→ Excerpted records
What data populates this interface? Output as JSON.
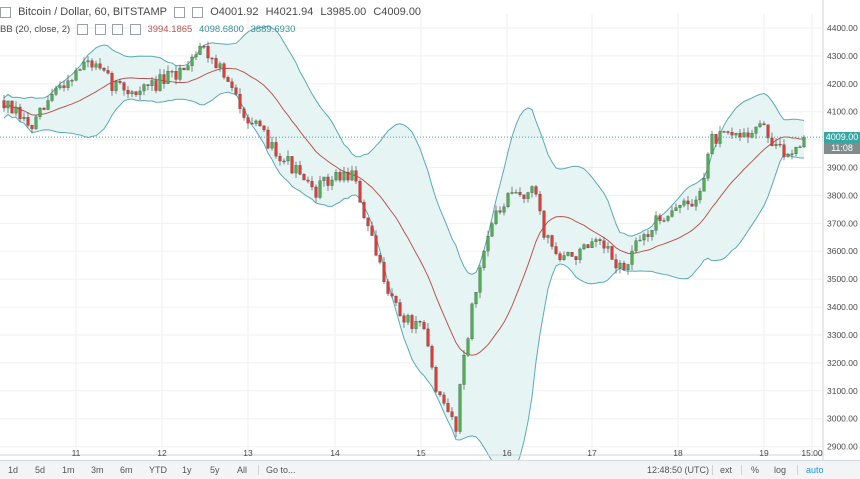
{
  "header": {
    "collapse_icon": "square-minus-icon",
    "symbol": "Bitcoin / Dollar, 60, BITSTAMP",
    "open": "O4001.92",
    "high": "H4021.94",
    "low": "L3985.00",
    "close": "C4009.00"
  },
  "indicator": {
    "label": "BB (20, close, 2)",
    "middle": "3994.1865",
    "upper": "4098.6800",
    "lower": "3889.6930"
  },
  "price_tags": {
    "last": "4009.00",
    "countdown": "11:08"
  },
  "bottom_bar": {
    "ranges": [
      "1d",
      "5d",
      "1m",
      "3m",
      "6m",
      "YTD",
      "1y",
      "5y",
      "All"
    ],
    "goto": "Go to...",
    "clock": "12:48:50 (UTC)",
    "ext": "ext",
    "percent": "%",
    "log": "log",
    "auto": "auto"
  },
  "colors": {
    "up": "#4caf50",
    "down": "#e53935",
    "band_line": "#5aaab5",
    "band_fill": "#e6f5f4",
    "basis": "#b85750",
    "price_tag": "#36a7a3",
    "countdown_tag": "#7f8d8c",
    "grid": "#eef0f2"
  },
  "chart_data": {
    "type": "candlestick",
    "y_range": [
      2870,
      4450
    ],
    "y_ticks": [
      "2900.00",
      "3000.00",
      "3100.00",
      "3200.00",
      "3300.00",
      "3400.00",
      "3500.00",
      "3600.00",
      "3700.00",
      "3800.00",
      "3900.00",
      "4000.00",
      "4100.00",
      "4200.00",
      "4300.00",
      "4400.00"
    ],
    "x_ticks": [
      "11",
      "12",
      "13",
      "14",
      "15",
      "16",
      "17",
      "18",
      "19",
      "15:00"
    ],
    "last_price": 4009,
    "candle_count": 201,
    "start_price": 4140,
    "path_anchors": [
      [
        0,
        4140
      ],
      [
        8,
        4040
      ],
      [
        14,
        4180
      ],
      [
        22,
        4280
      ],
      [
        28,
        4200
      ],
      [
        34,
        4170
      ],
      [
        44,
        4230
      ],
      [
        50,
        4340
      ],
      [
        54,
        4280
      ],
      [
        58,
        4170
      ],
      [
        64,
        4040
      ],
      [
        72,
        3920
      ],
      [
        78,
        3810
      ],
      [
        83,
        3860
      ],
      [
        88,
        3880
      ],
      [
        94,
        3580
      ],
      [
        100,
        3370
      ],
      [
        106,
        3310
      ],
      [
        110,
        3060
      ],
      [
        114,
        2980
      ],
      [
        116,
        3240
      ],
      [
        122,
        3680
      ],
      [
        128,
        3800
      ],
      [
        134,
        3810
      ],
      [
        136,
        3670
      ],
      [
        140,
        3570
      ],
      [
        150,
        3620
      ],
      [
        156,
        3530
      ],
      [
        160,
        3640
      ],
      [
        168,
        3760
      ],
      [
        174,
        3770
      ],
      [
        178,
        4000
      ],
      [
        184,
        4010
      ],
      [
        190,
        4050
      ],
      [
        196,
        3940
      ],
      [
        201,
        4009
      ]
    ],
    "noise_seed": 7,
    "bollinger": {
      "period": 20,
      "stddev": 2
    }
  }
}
--
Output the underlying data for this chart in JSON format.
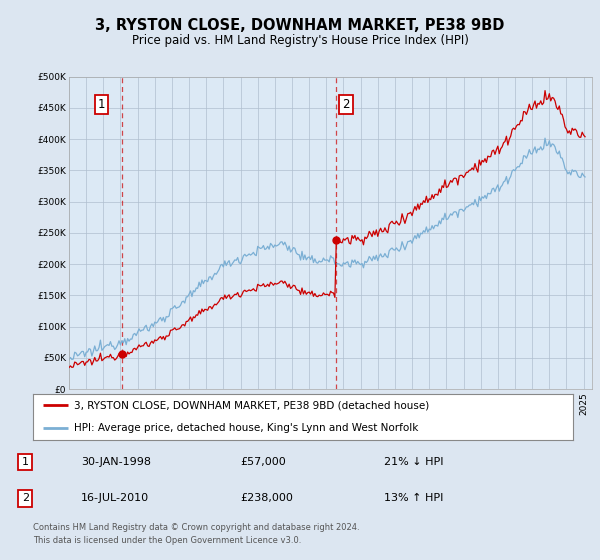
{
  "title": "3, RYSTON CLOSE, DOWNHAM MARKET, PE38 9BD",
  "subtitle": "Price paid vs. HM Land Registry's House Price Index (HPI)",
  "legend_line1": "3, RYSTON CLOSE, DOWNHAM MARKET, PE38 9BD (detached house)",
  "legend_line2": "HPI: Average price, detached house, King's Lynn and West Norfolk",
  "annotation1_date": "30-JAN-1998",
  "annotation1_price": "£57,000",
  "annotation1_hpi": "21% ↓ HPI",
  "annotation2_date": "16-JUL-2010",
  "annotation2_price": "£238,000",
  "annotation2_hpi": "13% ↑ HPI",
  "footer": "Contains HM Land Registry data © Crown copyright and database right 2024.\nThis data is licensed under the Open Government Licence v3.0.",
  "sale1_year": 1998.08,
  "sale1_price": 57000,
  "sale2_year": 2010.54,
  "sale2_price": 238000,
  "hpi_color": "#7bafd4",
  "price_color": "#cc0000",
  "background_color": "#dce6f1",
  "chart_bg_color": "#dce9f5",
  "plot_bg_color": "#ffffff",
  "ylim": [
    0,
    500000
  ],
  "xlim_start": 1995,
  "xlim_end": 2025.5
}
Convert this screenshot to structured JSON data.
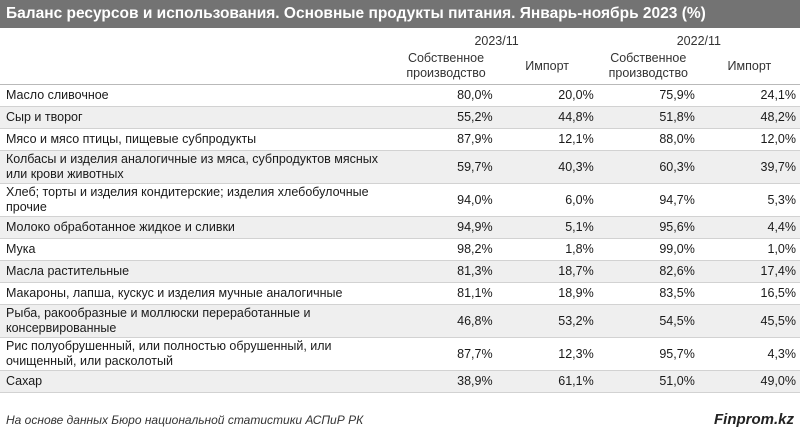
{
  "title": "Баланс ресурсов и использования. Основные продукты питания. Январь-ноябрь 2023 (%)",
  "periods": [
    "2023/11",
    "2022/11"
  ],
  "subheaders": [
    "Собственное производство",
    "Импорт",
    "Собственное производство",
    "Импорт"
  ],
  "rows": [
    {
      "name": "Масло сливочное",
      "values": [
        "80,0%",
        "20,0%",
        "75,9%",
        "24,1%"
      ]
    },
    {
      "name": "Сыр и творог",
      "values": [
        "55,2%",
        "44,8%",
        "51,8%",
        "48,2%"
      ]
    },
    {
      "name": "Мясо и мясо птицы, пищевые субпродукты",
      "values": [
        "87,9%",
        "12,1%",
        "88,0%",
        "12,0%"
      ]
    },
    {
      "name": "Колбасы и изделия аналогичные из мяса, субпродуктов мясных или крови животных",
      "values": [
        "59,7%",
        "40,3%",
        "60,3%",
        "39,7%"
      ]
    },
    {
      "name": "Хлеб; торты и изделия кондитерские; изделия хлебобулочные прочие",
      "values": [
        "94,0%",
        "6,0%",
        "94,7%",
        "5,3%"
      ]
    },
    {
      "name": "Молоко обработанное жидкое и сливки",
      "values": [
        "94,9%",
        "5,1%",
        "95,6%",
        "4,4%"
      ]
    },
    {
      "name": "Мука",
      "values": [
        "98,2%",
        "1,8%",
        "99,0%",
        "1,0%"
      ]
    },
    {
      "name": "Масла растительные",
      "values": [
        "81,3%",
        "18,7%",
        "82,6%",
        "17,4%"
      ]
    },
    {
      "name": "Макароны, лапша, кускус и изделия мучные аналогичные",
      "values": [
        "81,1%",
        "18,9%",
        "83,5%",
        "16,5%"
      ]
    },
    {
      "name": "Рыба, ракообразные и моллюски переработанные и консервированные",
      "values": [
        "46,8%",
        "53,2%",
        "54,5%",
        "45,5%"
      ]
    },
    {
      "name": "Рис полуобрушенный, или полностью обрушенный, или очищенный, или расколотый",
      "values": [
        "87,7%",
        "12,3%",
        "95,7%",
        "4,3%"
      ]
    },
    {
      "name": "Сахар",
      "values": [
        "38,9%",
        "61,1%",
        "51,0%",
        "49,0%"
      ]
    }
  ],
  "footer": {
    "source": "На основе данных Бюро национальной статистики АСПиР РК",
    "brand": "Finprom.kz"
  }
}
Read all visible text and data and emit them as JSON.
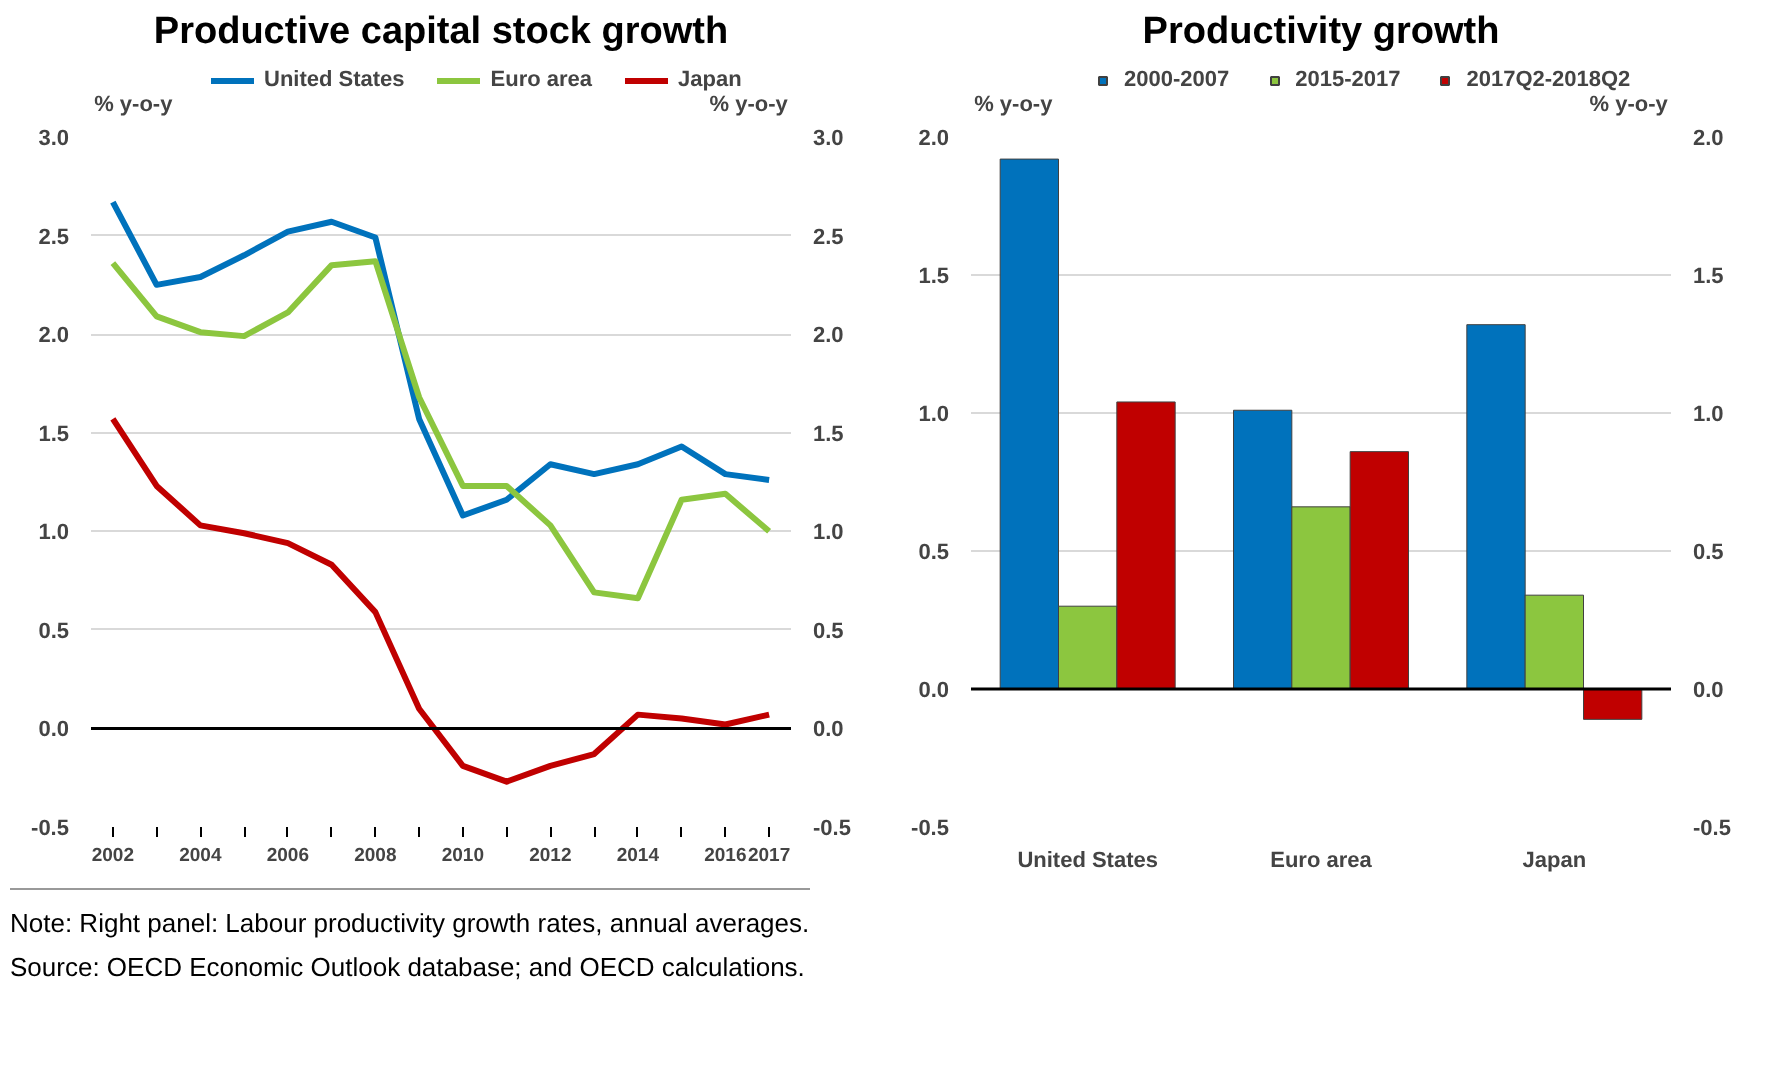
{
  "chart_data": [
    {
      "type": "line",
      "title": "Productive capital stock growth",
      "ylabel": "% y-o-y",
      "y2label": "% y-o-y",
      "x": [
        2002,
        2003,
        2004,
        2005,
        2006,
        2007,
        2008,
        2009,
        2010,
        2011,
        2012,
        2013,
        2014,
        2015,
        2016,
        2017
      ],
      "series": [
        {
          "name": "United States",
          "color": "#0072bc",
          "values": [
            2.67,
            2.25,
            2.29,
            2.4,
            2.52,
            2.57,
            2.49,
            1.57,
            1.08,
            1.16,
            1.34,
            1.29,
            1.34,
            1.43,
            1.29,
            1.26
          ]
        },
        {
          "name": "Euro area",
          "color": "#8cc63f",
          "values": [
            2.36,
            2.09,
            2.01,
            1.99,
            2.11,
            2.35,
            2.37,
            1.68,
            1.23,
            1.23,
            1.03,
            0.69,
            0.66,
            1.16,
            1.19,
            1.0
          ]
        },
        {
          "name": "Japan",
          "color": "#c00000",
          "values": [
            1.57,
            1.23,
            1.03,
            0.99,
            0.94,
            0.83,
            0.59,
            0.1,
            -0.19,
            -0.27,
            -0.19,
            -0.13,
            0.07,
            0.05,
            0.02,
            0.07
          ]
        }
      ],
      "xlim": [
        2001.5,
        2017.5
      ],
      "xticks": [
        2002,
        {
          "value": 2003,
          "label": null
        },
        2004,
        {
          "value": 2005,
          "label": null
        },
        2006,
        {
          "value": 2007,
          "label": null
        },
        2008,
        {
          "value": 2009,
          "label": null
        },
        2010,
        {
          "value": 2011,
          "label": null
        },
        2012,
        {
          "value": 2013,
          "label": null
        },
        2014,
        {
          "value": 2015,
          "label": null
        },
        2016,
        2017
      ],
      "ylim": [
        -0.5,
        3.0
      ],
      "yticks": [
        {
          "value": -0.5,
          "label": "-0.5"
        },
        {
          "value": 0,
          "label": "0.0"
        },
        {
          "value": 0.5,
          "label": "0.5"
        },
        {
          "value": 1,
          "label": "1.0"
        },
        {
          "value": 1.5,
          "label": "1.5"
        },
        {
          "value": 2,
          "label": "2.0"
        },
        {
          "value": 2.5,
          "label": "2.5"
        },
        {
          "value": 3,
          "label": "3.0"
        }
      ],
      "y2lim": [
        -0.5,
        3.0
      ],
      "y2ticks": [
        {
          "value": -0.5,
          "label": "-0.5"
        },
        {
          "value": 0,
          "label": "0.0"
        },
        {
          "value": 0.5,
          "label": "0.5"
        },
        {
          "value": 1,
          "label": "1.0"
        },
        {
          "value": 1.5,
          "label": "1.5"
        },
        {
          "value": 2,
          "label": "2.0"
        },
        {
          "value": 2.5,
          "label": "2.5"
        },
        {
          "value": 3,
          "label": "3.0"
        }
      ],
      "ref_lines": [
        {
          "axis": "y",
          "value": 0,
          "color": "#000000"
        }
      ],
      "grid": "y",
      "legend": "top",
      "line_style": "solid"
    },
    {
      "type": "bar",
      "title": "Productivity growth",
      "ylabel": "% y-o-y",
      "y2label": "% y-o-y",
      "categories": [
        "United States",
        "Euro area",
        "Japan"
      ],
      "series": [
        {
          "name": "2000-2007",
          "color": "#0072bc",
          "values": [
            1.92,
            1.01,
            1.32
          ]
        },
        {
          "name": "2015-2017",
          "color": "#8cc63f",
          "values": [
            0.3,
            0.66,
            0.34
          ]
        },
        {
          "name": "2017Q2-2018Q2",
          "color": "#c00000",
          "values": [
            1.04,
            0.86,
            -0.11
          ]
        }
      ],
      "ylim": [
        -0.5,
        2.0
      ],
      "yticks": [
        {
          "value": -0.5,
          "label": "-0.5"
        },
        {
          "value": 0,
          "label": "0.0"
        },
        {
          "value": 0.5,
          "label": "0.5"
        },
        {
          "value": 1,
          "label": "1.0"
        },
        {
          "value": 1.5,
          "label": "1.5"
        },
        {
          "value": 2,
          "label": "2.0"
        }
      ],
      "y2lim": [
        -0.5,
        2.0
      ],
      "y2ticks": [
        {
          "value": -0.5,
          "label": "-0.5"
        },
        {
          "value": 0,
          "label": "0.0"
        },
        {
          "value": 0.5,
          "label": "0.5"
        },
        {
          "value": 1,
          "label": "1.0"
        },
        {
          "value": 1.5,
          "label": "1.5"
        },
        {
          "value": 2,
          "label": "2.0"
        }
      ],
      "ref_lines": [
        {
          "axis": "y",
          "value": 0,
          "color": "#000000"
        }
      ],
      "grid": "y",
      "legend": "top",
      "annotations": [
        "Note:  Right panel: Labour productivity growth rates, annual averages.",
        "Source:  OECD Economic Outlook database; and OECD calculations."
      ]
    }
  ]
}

→ Exercise instructions
Look for lines containing the string "footer" and copy them all.

→ Solution
  "footer": "Contains HM Land Registry data © Crown copyright and database right 2024.\nThis data is licensed under the Open Government Licence v3.0.",
  "footer": {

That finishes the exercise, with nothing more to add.